Required work
Write out all of the entries exactly as given.

Information given
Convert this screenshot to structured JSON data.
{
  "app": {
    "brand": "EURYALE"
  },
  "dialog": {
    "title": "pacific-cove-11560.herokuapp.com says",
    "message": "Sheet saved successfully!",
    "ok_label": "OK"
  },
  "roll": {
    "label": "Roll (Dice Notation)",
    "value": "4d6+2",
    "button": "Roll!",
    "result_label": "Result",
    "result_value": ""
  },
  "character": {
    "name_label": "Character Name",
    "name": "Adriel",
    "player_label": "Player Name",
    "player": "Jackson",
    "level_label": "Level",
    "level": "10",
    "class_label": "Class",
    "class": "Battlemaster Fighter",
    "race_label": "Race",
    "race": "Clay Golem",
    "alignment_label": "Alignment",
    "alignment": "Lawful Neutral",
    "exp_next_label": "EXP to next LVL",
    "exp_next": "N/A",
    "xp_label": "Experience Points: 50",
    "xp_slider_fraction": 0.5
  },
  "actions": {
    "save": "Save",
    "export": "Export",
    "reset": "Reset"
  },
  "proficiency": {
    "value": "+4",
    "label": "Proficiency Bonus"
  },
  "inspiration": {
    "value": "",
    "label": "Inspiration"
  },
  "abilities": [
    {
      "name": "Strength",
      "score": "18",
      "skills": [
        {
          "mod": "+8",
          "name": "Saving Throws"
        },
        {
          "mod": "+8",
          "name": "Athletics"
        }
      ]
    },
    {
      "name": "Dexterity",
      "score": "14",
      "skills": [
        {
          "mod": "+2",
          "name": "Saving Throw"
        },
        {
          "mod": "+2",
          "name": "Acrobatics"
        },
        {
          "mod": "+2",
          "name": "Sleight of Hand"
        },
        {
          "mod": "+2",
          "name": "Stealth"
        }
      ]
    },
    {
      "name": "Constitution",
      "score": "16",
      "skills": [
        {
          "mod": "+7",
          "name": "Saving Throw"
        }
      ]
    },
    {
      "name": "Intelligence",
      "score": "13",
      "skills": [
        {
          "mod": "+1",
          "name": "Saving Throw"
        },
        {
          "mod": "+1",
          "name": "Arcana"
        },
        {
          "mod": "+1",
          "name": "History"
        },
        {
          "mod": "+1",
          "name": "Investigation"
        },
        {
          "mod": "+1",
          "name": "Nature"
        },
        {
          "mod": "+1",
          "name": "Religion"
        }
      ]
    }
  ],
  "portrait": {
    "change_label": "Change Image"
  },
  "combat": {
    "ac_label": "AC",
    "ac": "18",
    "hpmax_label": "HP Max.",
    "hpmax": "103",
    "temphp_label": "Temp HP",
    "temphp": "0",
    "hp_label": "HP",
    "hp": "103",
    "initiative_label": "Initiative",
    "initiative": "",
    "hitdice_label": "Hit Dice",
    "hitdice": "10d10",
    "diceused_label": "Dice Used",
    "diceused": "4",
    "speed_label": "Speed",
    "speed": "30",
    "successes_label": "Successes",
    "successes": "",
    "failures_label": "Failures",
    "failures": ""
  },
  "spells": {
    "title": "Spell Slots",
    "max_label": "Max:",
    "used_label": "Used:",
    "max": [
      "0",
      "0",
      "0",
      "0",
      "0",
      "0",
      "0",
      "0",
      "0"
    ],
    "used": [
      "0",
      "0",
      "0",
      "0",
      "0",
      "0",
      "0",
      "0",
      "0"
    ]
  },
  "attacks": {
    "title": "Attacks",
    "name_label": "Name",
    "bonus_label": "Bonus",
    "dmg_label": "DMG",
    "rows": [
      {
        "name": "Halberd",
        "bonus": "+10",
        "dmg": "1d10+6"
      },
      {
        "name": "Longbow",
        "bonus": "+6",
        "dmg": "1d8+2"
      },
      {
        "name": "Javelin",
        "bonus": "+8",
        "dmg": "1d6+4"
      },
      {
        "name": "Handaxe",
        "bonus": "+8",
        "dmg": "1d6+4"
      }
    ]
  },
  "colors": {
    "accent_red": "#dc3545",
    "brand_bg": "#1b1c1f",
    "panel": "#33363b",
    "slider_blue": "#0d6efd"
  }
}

Answer below
Convert this screenshot to structured JSON data.
{
  "app": {
    "brand": "EURYALE"
  },
  "dialog": {
    "title": "pacific-cove-11560.herokuapp.com says",
    "message": "Sheet saved successfully!",
    "ok_label": "OK"
  },
  "roll": {
    "label": "Roll (Dice Notation)",
    "value": "4d6+2",
    "button": "Roll!",
    "result_label": "Result",
    "result_value": ""
  },
  "character": {
    "name_label": "Character Name",
    "name": "Adriel",
    "player_label": "Player Name",
    "player": "Jackson",
    "level_label": "Level",
    "level": "10",
    "class_label": "Class",
    "class": "Battlemaster Fighter",
    "race_label": "Race",
    "race": "Clay Golem",
    "alignment_label": "Alignment",
    "alignment": "Lawful Neutral",
    "exp_next_label": "EXP to next LVL",
    "exp_next": "N/A",
    "xp_label": "Experience Points: 50",
    "xp_slider_fraction": 0.5
  },
  "actions": {
    "save": "Save",
    "export": "Export",
    "reset": "Reset"
  },
  "proficiency": {
    "value": "+4",
    "label": "Proficiency Bonus"
  },
  "inspiration": {
    "value": "",
    "label": "Inspiration"
  },
  "abilities": [
    {
      "name": "Strength",
      "score": "18",
      "skills": [
        {
          "mod": "+8",
          "name": "Saving Throws"
        },
        {
          "mod": "+8",
          "name": "Athletics"
        }
      ]
    },
    {
      "name": "Dexterity",
      "score": "14",
      "skills": [
        {
          "mod": "+2",
          "name": "Saving Throw"
        },
        {
          "mod": "+2",
          "name": "Acrobatics"
        },
        {
          "mod": "+2",
          "name": "Sleight of Hand"
        },
        {
          "mod": "+2",
          "name": "Stealth"
        }
      ]
    },
    {
      "name": "Constitution",
      "score": "16",
      "skills": [
        {
          "mod": "+7",
          "name": "Saving Throw"
        }
      ]
    },
    {
      "name": "Intelligence",
      "score": "13",
      "skills": [
        {
          "mod": "+1",
          "name": "Saving Throw"
        },
        {
          "mod": "+1",
          "name": "Arcana"
        },
        {
          "mod": "+1",
          "name": "History"
        },
        {
          "mod": "+1",
          "name": "Investigation"
        },
        {
          "mod": "+1",
          "name": "Nature"
        },
        {
          "mod": "+1",
          "name": "Religion"
        }
      ]
    }
  ],
  "portrait": {
    "change_label": "Change Image"
  },
  "combat": {
    "ac_label": "AC",
    "ac": "18",
    "hpmax_label": "HP Max.",
    "hpmax": "103",
    "temphp_label": "Temp HP",
    "temphp": "0",
    "hp_label": "HP",
    "hp": "103",
    "initiative_label": "Initiative",
    "initiative": "",
    "hitdice_label": "Hit Dice",
    "hitdice": "10d10",
    "diceused_label": "Dice Used",
    "diceused": "4",
    "speed_label": "Speed",
    "speed": "30",
    "successes_label": "Successes",
    "successes": "",
    "failures_label": "Failures",
    "failures": ""
  },
  "spells": {
    "title": "Spell Slots",
    "max_label": "Max:",
    "used_label": "Used:",
    "max": [
      "0",
      "0",
      "0",
      "0",
      "0",
      "0",
      "0",
      "0",
      "0"
    ],
    "used": [
      "0",
      "0",
      "0",
      "0",
      "0",
      "0",
      "0",
      "0",
      "0"
    ]
  },
  "attacks": {
    "title": "Attacks",
    "name_label": "Name",
    "bonus_label": "Bonus",
    "dmg_label": "DMG",
    "rows": [
      {
        "name": "Halberd",
        "bonus": "+10",
        "dmg": "1d10+6"
      },
      {
        "name": "Longbow",
        "bonus": "+6",
        "dmg": "1d8+2"
      },
      {
        "name": "Javelin",
        "bonus": "+8",
        "dmg": "1d6+4"
      },
      {
        "name": "Handaxe",
        "bonus": "+8",
        "dmg": "1d6+4"
      }
    ]
  },
  "colors": {
    "accent_red": "#dc3545",
    "brand_bg": "#1b1c1f",
    "panel": "#33363b",
    "slider_blue": "#0d6efd"
  }
}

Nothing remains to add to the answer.